### Dataset records
+++

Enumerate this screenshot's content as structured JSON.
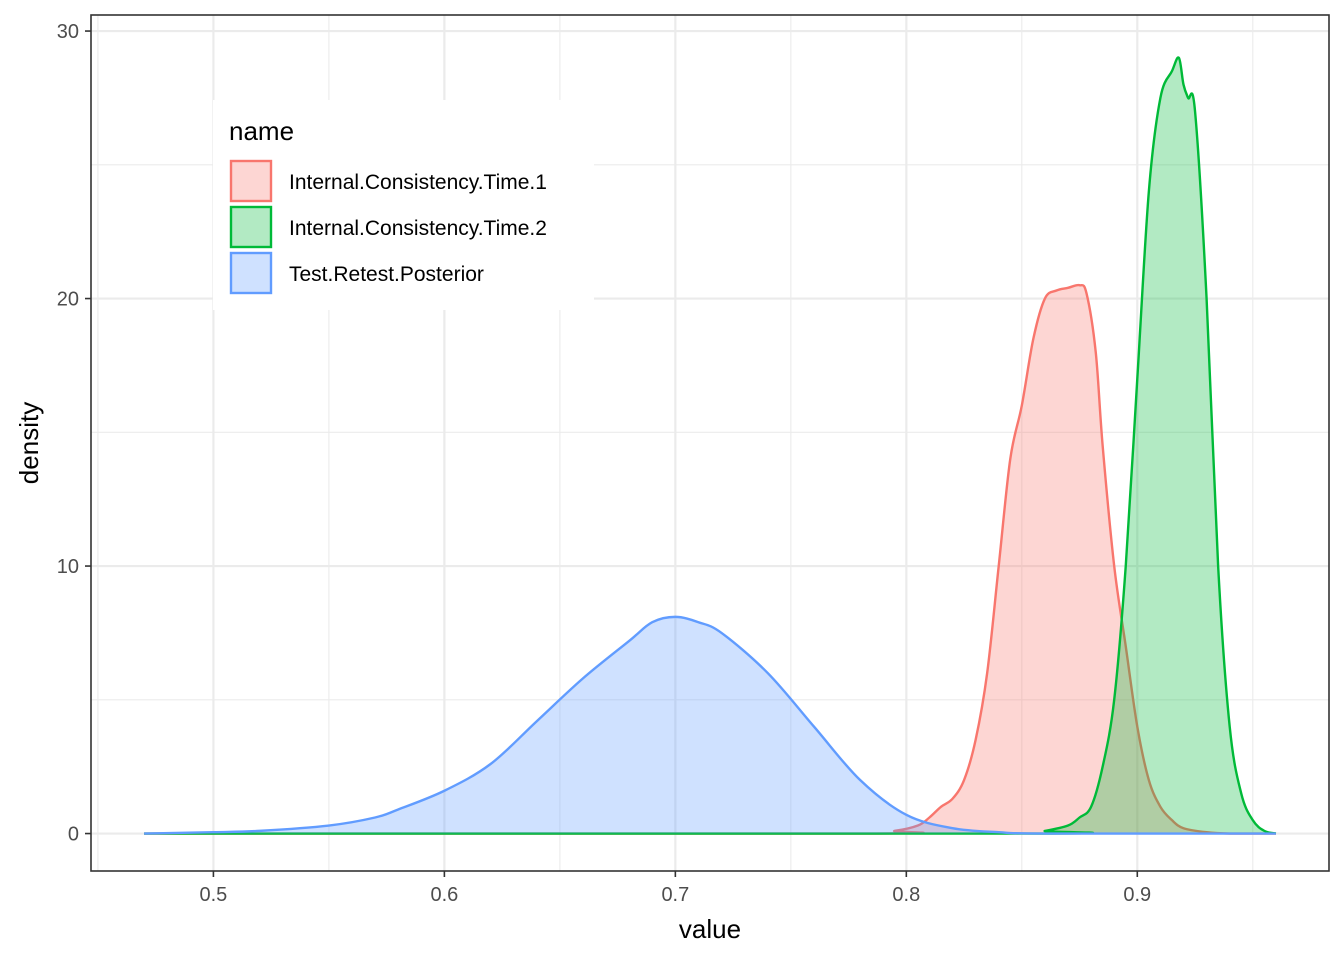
{
  "chart_data": {
    "type": "area",
    "xlabel": "value",
    "ylabel": "density",
    "xlim": [
      0.447,
      0.983
    ],
    "ylim": [
      -1.4,
      30.6
    ],
    "x_ticks": [
      0.5,
      0.6,
      0.7,
      0.8,
      0.9
    ],
    "x_tick_labels": [
      "0.5",
      "0.6",
      "0.7",
      "0.8",
      "0.9"
    ],
    "y_ticks": [
      0,
      10,
      20,
      30
    ],
    "y_tick_labels": [
      "0",
      "10",
      "20",
      "30"
    ],
    "grid": true,
    "legend": {
      "title": "name",
      "position": "top-left"
    },
    "series": [
      {
        "name": "Internal.Consistency.Time.1",
        "color": "#F8766D",
        "fill": "#F8766D",
        "fill_opacity": 0.3,
        "x": [
          0.47,
          0.78,
          0.795,
          0.805,
          0.81,
          0.815,
          0.82,
          0.825,
          0.83,
          0.835,
          0.84,
          0.845,
          0.85,
          0.855,
          0.86,
          0.865,
          0.87,
          0.875,
          0.878,
          0.882,
          0.885,
          0.89,
          0.895,
          0.9,
          0.905,
          0.91,
          0.915,
          0.92,
          0.93,
          0.94,
          0.96
        ],
        "y": [
          0,
          0,
          0.1,
          0.3,
          0.6,
          1.0,
          1.3,
          2.0,
          3.5,
          6.0,
          10.0,
          14.0,
          16.0,
          18.5,
          20.0,
          20.3,
          20.4,
          20.5,
          20.2,
          18.0,
          14.5,
          10.0,
          7.0,
          4.0,
          2.0,
          1.0,
          0.5,
          0.2,
          0.05,
          0,
          0
        ]
      },
      {
        "name": "Internal.Consistency.Time.2",
        "color": "#00BA38",
        "fill": "#00BA38",
        "fill_opacity": 0.3,
        "x": [
          0.47,
          0.85,
          0.86,
          0.87,
          0.875,
          0.88,
          0.885,
          0.89,
          0.895,
          0.9,
          0.905,
          0.91,
          0.915,
          0.918,
          0.92,
          0.922,
          0.925,
          0.93,
          0.935,
          0.94,
          0.945,
          0.95,
          0.955,
          0.96
        ],
        "y": [
          0,
          0,
          0.1,
          0.3,
          0.6,
          1.0,
          2.5,
          5.0,
          10.0,
          17.0,
          24.0,
          27.5,
          28.5,
          29.0,
          28.0,
          27.5,
          27.0,
          20.0,
          10.0,
          4.0,
          1.5,
          0.5,
          0.1,
          0
        ]
      },
      {
        "name": "Test.Retest.Posterior",
        "color": "#619CFF",
        "fill": "#619CFF",
        "fill_opacity": 0.3,
        "x": [
          0.47,
          0.5,
          0.52,
          0.55,
          0.57,
          0.58,
          0.6,
          0.62,
          0.64,
          0.66,
          0.68,
          0.69,
          0.7,
          0.71,
          0.72,
          0.74,
          0.76,
          0.78,
          0.8,
          0.82,
          0.84,
          0.86,
          0.96
        ],
        "y": [
          0,
          0.05,
          0.1,
          0.3,
          0.6,
          0.9,
          1.6,
          2.6,
          4.2,
          5.8,
          7.2,
          7.9,
          8.1,
          7.9,
          7.5,
          6.0,
          4.0,
          2.0,
          0.7,
          0.2,
          0.05,
          0,
          0
        ]
      }
    ]
  }
}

+++

### Given request
Filter the listing above by the word "name"; copy each line that passes.

### Task result
      "title": "name",
        "name": "Internal.Consistency.Time.1",
        "name": "Internal.Consistency.Time.2",
        "name": "Test.Retest.Posterior",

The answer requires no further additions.